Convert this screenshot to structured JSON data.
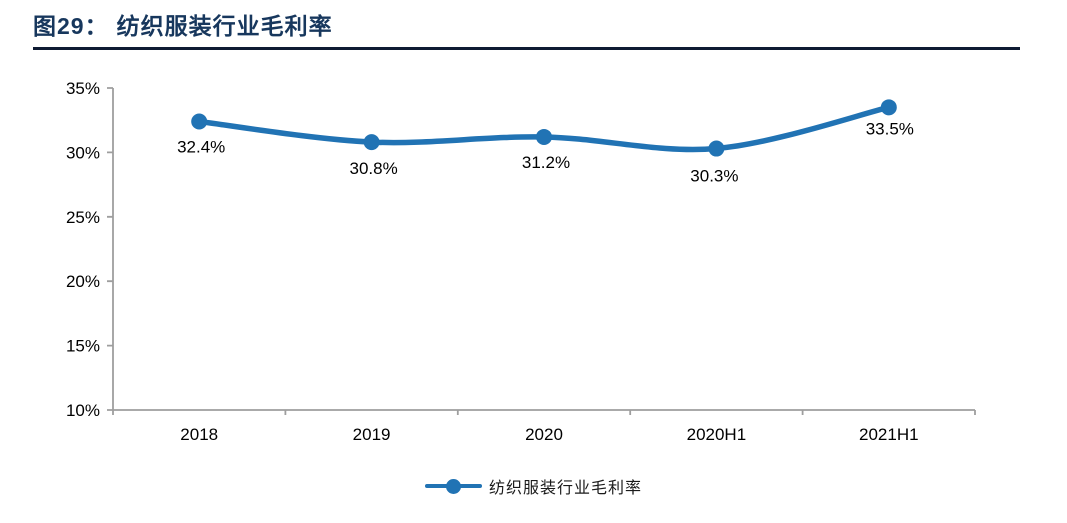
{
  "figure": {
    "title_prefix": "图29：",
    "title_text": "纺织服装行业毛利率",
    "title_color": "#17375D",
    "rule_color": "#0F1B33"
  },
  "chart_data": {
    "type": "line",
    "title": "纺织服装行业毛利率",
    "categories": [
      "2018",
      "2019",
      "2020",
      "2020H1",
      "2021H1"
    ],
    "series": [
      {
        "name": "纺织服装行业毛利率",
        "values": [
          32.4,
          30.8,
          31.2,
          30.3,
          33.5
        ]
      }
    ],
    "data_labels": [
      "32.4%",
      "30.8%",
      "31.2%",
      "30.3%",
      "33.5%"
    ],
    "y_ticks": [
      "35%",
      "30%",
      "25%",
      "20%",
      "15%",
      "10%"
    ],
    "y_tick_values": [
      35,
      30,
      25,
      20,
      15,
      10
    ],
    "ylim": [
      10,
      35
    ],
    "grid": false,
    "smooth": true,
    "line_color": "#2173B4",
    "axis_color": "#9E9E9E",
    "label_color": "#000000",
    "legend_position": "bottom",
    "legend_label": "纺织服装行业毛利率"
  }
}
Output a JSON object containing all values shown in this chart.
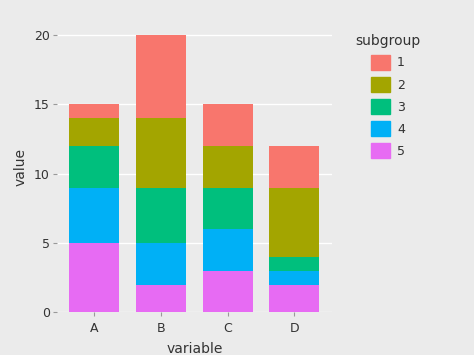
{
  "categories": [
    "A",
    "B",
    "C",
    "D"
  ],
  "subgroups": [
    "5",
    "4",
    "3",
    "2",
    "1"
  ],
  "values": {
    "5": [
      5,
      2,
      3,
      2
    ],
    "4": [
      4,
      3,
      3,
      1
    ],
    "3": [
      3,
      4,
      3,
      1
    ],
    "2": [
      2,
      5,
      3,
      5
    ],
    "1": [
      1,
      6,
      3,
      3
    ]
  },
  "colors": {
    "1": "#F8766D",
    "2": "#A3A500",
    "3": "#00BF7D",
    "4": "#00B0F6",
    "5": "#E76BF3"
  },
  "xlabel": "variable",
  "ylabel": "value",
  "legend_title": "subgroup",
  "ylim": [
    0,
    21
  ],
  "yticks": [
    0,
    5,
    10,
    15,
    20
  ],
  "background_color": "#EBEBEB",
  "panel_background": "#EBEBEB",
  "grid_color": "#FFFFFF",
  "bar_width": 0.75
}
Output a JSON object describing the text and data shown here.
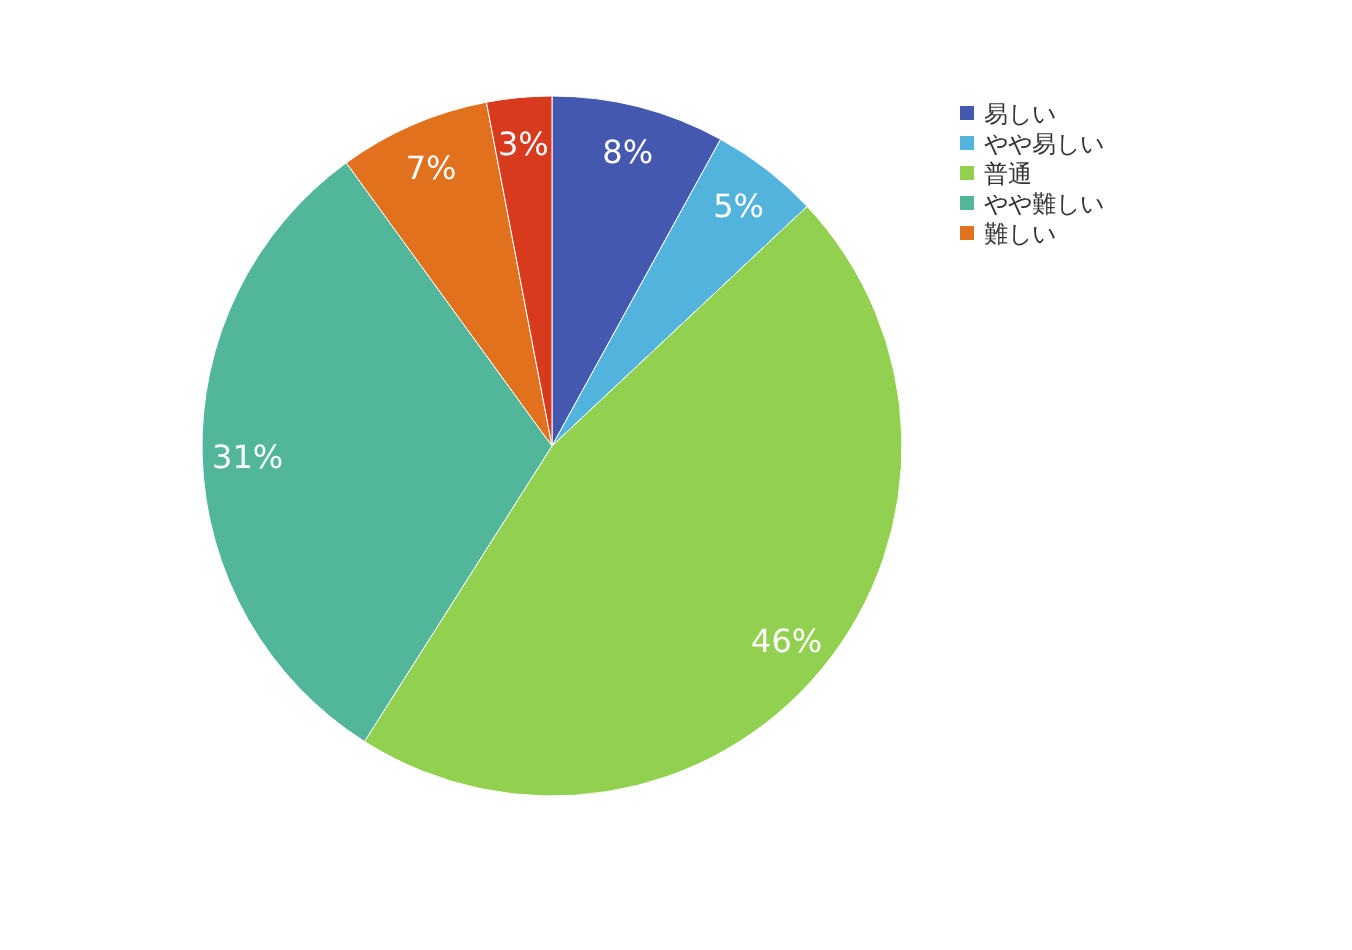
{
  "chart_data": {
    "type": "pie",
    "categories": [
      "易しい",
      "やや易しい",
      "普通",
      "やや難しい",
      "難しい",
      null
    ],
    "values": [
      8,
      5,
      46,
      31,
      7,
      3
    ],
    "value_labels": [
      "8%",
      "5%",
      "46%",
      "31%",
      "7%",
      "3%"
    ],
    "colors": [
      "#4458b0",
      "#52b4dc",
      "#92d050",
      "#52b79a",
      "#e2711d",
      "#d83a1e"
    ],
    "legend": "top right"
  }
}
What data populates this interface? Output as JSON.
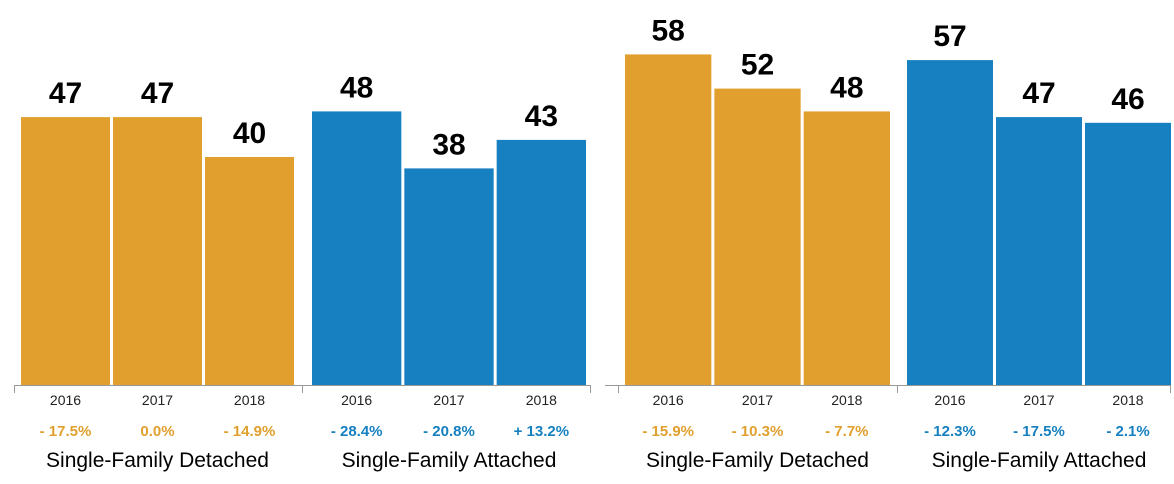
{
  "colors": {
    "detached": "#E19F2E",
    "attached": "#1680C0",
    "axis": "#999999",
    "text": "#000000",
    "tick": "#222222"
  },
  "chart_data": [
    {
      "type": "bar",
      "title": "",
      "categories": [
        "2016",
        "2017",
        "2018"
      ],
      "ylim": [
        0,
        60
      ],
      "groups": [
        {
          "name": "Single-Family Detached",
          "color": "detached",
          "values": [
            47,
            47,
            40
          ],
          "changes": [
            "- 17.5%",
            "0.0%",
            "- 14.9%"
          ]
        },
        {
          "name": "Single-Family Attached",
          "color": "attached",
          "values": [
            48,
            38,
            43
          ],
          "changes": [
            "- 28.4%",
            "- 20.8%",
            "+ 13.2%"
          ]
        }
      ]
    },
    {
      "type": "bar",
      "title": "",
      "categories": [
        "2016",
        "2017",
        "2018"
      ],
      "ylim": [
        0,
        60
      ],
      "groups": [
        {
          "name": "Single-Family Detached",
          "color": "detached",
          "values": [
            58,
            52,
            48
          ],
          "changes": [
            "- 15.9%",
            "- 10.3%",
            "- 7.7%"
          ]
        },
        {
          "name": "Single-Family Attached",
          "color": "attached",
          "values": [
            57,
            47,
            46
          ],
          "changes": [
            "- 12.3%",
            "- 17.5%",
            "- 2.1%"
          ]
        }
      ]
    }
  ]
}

--------------------------------------------------

== EXERCISE DESCRIPTION ==
Make a verbatim copy of all the entries and strip out the pictures.

== WORKED SOLUTION ==
Convert this screenshot to structured JSON data.
{
  "figure": {
    "title_prefix": "图29：",
    "title_text": "纺织服装行业毛利率",
    "title_color": "#17375D",
    "rule_color": "#0F1B33"
  },
  "chart_data": {
    "type": "line",
    "title": "纺织服装行业毛利率",
    "categories": [
      "2018",
      "2019",
      "2020",
      "2020H1",
      "2021H1"
    ],
    "series": [
      {
        "name": "纺织服装行业毛利率",
        "values": [
          32.4,
          30.8,
          31.2,
          30.3,
          33.5
        ]
      }
    ],
    "data_labels": [
      "32.4%",
      "30.8%",
      "31.2%",
      "30.3%",
      "33.5%"
    ],
    "y_ticks": [
      "35%",
      "30%",
      "25%",
      "20%",
      "15%",
      "10%"
    ],
    "y_tick_values": [
      35,
      30,
      25,
      20,
      15,
      10
    ],
    "ylim": [
      10,
      35
    ],
    "grid": false,
    "smooth": true,
    "line_color": "#2173B4",
    "axis_color": "#9E9E9E",
    "label_color": "#000000",
    "legend_position": "bottom",
    "legend_label": "纺织服装行业毛利率"
  }
}
Output a JSON object containing all values shown in this chart.
{
  "categories": [
    "A",
    "B",
    "C",
    "D"
  ],
  "subgroups": [
    "5",
    "4",
    "3",
    "2",
    "1"
  ],
  "values": {
    "5": [
      5,
      2,
      3,
      2
    ],
    "4": [
      4,
      3,
      3,
      1
    ],
    "3": [
      3,
      4,
      3,
      1
    ],
    "2": [
      2,
      5,
      3,
      5
    ],
    "1": [
      1,
      6,
      3,
      3
    ]
  },
  "colors": {
    "1": "#F8766D",
    "2": "#A3A500",
    "3": "#00BF7D",
    "4": "#00B0F6",
    "5": "#E76BF3"
  },
  "xlabel": "variable",
  "ylabel": "value",
  "legend_title": "subgroup",
  "ylim": [
    0,
    21
  ],
  "yticks": [
    0,
    5,
    10,
    15,
    20
  ],
  "background_color": "#EBEBEB",
  "panel_background": "#EBEBEB",
  "grid_color": "#FFFFFF",
  "bar_width": 0.75
}
Output a JSON object describing the text and data shown here.
{
  "chart_data": {
    "type": "pie",
    "categories": [
      "易しい",
      "やや易しい",
      "普通",
      "やや難しい",
      "難しい",
      null
    ],
    "values": [
      8,
      5,
      46,
      31,
      7,
      3
    ],
    "value_labels": [
      "8%",
      "5%",
      "46%",
      "31%",
      "7%",
      "3%"
    ],
    "colors": [
      "#4458b0",
      "#52b4dc",
      "#92d050",
      "#52b79a",
      "#e2711d",
      "#d83a1e"
    ],
    "legend": "top right"
  }
}
What data populates this interface? Output as JSON.
{
  "colors": {
    "detached": "#E19F2E",
    "attached": "#1680C0",
    "axis": "#999999",
    "text": "#000000",
    "tick": "#222222"
  },
  "chart_data": [
    {
      "type": "bar",
      "title": "",
      "categories": [
        "2016",
        "2017",
        "2018"
      ],
      "ylim": [
        0,
        60
      ],
      "groups": [
        {
          "name": "Single-Family Detached",
          "color": "detached",
          "values": [
            47,
            47,
            40
          ],
          "changes": [
            "- 17.5%",
            "0.0%",
            "- 14.9%"
          ]
        },
        {
          "name": "Single-Family Attached",
          "color": "attached",
          "values": [
            48,
            38,
            43
          ],
          "changes": [
            "- 28.4%",
            "- 20.8%",
            "+ 13.2%"
          ]
        }
      ]
    },
    {
      "type": "bar",
      "title": "",
      "categories": [
        "2016",
        "2017",
        "2018"
      ],
      "ylim": [
        0,
        60
      ],
      "groups": [
        {
          "name": "Single-Family Detached",
          "color": "detached",
          "values": [
            58,
            52,
            48
          ],
          "changes": [
            "- 15.9%",
            "- 10.3%",
            "- 7.7%"
          ]
        },
        {
          "name": "Single-Family Attached",
          "color": "attached",
          "values": [
            57,
            47,
            46
          ],
          "changes": [
            "- 12.3%",
            "- 17.5%",
            "- 2.1%"
          ]
        }
      ]
    }
  ]
}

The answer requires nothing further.